Supplied data:
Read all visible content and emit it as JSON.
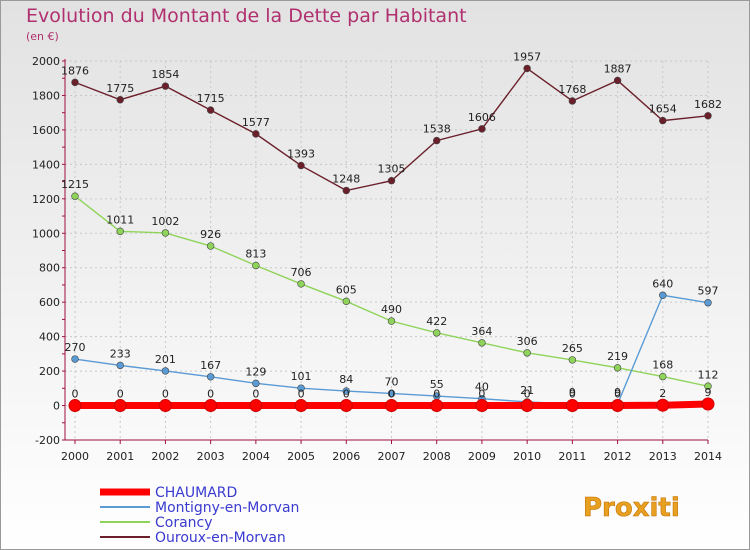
{
  "title": "Evolution du Montant de la Dette par Habitant",
  "subtitle": "(en €)",
  "brand": "Proxiti",
  "colors": {
    "title": "#b0306f",
    "legend_text": "#3a3ad0",
    "background_top": "#e4e4e4",
    "background_bottom": "#ffffff"
  },
  "chart_data": {
    "type": "line",
    "x": [
      "2000",
      "2001",
      "2002",
      "2003",
      "2004",
      "2005",
      "2006",
      "2007",
      "2008",
      "2009",
      "2010",
      "2011",
      "2012",
      "2013",
      "2014"
    ],
    "yticks": [
      "-200",
      "0",
      "200",
      "400",
      "600",
      "800",
      "1000",
      "1200",
      "1400",
      "1600",
      "1800",
      "2000"
    ],
    "ylim": [
      -200,
      2000
    ],
    "grid": true,
    "legend_position": "bottom-left",
    "series": [
      {
        "name": "Ouroux-en-Morvan",
        "color": "#6b1f2a",
        "values": [
          1876,
          1775,
          1854,
          1715,
          1577,
          1393,
          1248,
          1305,
          1538,
          1606,
          1957,
          1768,
          1887,
          1654,
          1682
        ],
        "labels": [
          "1876",
          "1775",
          "1854",
          "1715",
          "1577",
          "1393",
          "1248",
          "1305",
          "1538",
          "1606",
          "1957",
          "1768",
          "1887",
          "1654",
          "1682"
        ]
      },
      {
        "name": "Corancy",
        "color": "#8fd45a",
        "values": [
          1215,
          1011,
          1002,
          926,
          813,
          706,
          605,
          490,
          422,
          364,
          306,
          265,
          219,
          168,
          112
        ],
        "labels": [
          "1215",
          "1011",
          "1002",
          "926",
          "813",
          "706",
          "605",
          "490",
          "422",
          "364",
          "306",
          "265",
          "219",
          "168",
          "112"
        ]
      },
      {
        "name": "Montigny-en-Morvan",
        "color": "#5b9bd5",
        "values": [
          270,
          233,
          201,
          167,
          129,
          101,
          84,
          70,
          55,
          40,
          21,
          9,
          9,
          640,
          597
        ],
        "labels": [
          "270",
          "233",
          "201",
          "167",
          "129",
          "101",
          "84",
          "70",
          "55",
          "40",
          "21",
          "9",
          "9",
          "640",
          "597"
        ]
      },
      {
        "name": "CHAUMARD",
        "color": "#ff0000",
        "values": [
          0,
          0,
          0,
          0,
          0,
          0,
          0,
          0,
          0,
          0,
          0,
          0,
          0,
          2,
          9
        ],
        "labels": [
          "0",
          "0",
          "0",
          "0",
          "0",
          "0",
          "0",
          "0",
          "0",
          "0",
          "0",
          "0",
          "0",
          "2",
          "9"
        ]
      }
    ]
  }
}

Goal: Repeat the data exactly, dropping every picture it holds.

Result below:
Read all visible content and emit it as JSON.
{
  "title": "Evolution du Montant de la Dette par Habitant",
  "subtitle": "(en €)",
  "brand": "Proxiti",
  "colors": {
    "title": "#b0306f",
    "legend_text": "#3a3ad0",
    "background_top": "#e4e4e4",
    "background_bottom": "#ffffff"
  },
  "chart_data": {
    "type": "line",
    "x": [
      "2000",
      "2001",
      "2002",
      "2003",
      "2004",
      "2005",
      "2006",
      "2007",
      "2008",
      "2009",
      "2010",
      "2011",
      "2012",
      "2013",
      "2014"
    ],
    "yticks": [
      "-200",
      "0",
      "200",
      "400",
      "600",
      "800",
      "1000",
      "1200",
      "1400",
      "1600",
      "1800",
      "2000"
    ],
    "ylim": [
      -200,
      2000
    ],
    "grid": true,
    "legend_position": "bottom-left",
    "series": [
      {
        "name": "Ouroux-en-Morvan",
        "color": "#6b1f2a",
        "values": [
          1876,
          1775,
          1854,
          1715,
          1577,
          1393,
          1248,
          1305,
          1538,
          1606,
          1957,
          1768,
          1887,
          1654,
          1682
        ],
        "labels": [
          "1876",
          "1775",
          "1854",
          "1715",
          "1577",
          "1393",
          "1248",
          "1305",
          "1538",
          "1606",
          "1957",
          "1768",
          "1887",
          "1654",
          "1682"
        ]
      },
      {
        "name": "Corancy",
        "color": "#8fd45a",
        "values": [
          1215,
          1011,
          1002,
          926,
          813,
          706,
          605,
          490,
          422,
          364,
          306,
          265,
          219,
          168,
          112
        ],
        "labels": [
          "1215",
          "1011",
          "1002",
          "926",
          "813",
          "706",
          "605",
          "490",
          "422",
          "364",
          "306",
          "265",
          "219",
          "168",
          "112"
        ]
      },
      {
        "name": "Montigny-en-Morvan",
        "color": "#5b9bd5",
        "values": [
          270,
          233,
          201,
          167,
          129,
          101,
          84,
          70,
          55,
          40,
          21,
          9,
          9,
          640,
          597
        ],
        "labels": [
          "270",
          "233",
          "201",
          "167",
          "129",
          "101",
          "84",
          "70",
          "55",
          "40",
          "21",
          "9",
          "9",
          "640",
          "597"
        ]
      },
      {
        "name": "CHAUMARD",
        "color": "#ff0000",
        "values": [
          0,
          0,
          0,
          0,
          0,
          0,
          0,
          0,
          0,
          0,
          0,
          0,
          0,
          2,
          9
        ],
        "labels": [
          "0",
          "0",
          "0",
          "0",
          "0",
          "0",
          "0",
          "0",
          "0",
          "0",
          "0",
          "0",
          "0",
          "2",
          "9"
        ]
      }
    ]
  }
}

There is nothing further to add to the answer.